Items from a dataset:

-------------------------

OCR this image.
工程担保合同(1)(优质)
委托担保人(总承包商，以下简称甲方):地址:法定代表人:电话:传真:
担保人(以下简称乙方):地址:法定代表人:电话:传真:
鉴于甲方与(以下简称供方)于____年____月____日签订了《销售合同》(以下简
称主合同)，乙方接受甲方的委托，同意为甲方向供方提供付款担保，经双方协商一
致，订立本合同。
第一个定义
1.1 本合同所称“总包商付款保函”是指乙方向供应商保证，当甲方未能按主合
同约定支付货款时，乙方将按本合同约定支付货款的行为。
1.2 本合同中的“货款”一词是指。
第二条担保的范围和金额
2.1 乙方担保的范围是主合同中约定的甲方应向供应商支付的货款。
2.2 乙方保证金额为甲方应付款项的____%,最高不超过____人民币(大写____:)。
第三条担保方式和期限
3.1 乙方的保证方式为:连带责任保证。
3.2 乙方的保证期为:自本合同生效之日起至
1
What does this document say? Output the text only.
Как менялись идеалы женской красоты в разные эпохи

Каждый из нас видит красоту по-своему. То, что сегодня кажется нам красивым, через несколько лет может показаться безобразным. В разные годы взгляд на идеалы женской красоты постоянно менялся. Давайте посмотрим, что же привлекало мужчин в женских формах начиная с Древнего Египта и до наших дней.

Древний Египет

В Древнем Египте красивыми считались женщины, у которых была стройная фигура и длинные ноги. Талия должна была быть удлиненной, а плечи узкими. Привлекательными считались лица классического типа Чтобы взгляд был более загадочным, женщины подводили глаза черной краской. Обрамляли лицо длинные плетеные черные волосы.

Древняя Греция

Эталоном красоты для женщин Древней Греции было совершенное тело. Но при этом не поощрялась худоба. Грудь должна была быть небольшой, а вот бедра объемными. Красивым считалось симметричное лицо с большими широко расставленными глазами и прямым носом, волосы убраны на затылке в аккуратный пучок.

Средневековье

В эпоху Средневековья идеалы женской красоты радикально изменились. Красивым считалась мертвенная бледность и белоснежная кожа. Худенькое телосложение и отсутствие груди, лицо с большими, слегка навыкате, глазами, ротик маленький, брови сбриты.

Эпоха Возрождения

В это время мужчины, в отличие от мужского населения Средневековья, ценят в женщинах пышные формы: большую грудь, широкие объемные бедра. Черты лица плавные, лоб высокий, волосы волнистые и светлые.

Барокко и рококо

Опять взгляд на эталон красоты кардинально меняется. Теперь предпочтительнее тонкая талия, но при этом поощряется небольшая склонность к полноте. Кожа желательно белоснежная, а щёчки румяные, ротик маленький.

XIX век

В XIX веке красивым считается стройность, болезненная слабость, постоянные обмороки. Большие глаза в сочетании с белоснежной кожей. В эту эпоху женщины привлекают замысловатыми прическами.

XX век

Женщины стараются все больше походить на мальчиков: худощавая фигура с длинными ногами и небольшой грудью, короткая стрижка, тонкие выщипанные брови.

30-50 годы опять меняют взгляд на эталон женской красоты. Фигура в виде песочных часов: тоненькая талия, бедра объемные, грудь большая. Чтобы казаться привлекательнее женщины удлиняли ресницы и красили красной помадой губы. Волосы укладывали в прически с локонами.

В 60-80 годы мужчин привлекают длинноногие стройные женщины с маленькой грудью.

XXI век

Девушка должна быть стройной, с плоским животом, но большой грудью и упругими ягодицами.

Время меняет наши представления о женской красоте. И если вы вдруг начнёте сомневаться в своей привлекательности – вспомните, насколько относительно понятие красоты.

-------------------------

EXERCISE DETAILS:
Write the listing out again, exactly as shown above.

RESULT:
OCR this image.
工程担保合同(1)(优质)
委托担保人(总承包商，以下简称甲方):地址:法定代表人:电话:传真:
担保人(以下简称乙方):地址:法定代表人:电话:传真:
鉴于甲方与(以下简称供方)于____年____月____日签订了《销售合同》(以下简
称主合同)，乙方接受甲方的委托，同意为甲方向供方提供付款担保，经双方协商一
致，订立本合同。
第一个定义
1.1 本合同所称“总包商付款保函”是指乙方向供应商保证，当甲方未能按主合
同约定支付货款时，乙方将按本合同约定支付货款的行为。
1.2 本合同中的“货款”一词是指。
第二条担保的范围和金额
2.1 乙方担保的范围是主合同中约定的甲方应向供应商支付的货款。
2.2 乙方保证金额为甲方应付款项的____%,最高不超过____人民币(大写____:)。
第三条担保方式和期限
3.1 乙方的保证方式为:连带责任保证。
3.2 乙方的保证期为:自本合同生效之日起至
1
What does this document say? Output the text only.
Как менялись идеалы женской красоты в разные эпохи

Каждый из нас видит красоту по-своему. То, что сегодня кажется нам красивым, через несколько лет может показаться безобразным. В разные годы взгляд на идеалы женской красоты постоянно менялся. Давайте посмотрим, что же привлекало мужчин в женских формах начиная с Древнего Египта и до наших дней.

Древний Египет

В Древнем Египте красивыми считались женщины, у которых была стройная фигура и длинные ноги. Талия должна была быть удлиненной, а плечи узкими. Привлекательными считались лица классического типа Чтобы взгляд был более загадочным, женщины подводили глаза черной краской. Обрамляли лицо длинные плетеные черные волосы.

Древняя Греция

Эталоном красоты для женщин Древней Греции было совершенное тело. Но при этом не поощрялась худоба. Грудь должна была быть небольшой, а вот бедра объемными. Красивым считалось симметричное лицо с большими широко расставленными глазами и прямым носом, волосы убраны на затылке в аккуратный пучок.

Средневековье

В эпоху Средневековья идеалы женской красоты радикально изменились. Красивым считалась мертвенная бледность и белоснежная кожа. Худенькое телосложение и отсутствие груди, лицо с большими, слегка навыкате, глазами, ротик маленький, брови сбриты.

Эпоха Возрождения

В это время мужчины, в отличие от мужского населения Средневековья, ценят в женщинах пышные формы: большую грудь, широкие объемные бедра. Черты лица плавные, лоб высокий, волосы волнистые и светлые.

Барокко и рококо

Опять взгляд на эталон красоты кардинально меняется. Теперь предпочтительнее тонкая талия, но при этом поощряется небольшая склонность к полноте. Кожа желательно белоснежная, а щёчки румяные, ротик маленький.

XIX век

В XIX веке красивым считается стройность, болезненная слабость, постоянные обмороки. Большие глаза в сочетании с белоснежной кожей. В эту эпоху женщины привлекают замысловатыми прическами.

XX век

Женщины стараются все больше походить на мальчиков: худощавая фигура с длинными ногами и небольшой грудью, короткая стрижка, тонкие выщипанные брови.

30-50 годы опять меняют взгляд на эталон женской красоты. Фигура в виде песочных часов: тоненькая талия, бедра объемные, грудь большая. Чтобы казаться привлекательнее женщины удлиняли ресницы и красили красной помадой губы. Волосы укладывали в прически с локонами.

В 60-80 годы мужчин привлекают длинноногие стройные женщины с маленькой грудью.

XXI век

Девушка должна быть стройной, с плоским животом, но большой грудью и упругими ягодицами.

Время меняет наши представления о женской красоте. И если вы вдруг начнёте сомневаться в своей привлекательности – вспомните, насколько относительно понятие красоты.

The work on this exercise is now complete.